Goal of the exercise: Transcribe the records below exactly as they appear.

══ Extracted records

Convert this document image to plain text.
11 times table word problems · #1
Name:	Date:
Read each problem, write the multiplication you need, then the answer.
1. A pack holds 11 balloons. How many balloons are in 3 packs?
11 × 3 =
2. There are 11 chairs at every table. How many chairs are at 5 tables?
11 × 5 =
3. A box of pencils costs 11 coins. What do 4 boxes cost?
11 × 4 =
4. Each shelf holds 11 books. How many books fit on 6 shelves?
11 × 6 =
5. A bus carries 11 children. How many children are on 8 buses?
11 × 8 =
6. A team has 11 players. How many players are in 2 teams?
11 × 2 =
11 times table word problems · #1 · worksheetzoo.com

════

Output for this exercise:
Convert this document image to plain text.
11 times table word problems · #1
Name:	Date:
Read each problem, write the multiplication you need, then the answer.
1. A pack holds 11 balloons. How many balloons are in 3 packs?
11 × 3 =
2. There are 11 chairs at every table. How many chairs are at 5 tables?
11 × 5 =
3. A box of pencils costs 11 coins. What do 4 boxes cost?
11 × 4 =
4. Each shelf holds 11 books. How many books fit on 6 shelves?
11 × 6 =
5. A bus carries 11 children. How many children are on 8 buses?
11 × 8 =
6. A team has 11 players. How many players are in 2 teams?
11 × 2 =
11 times table word problems · #1 · worksheetzoo.com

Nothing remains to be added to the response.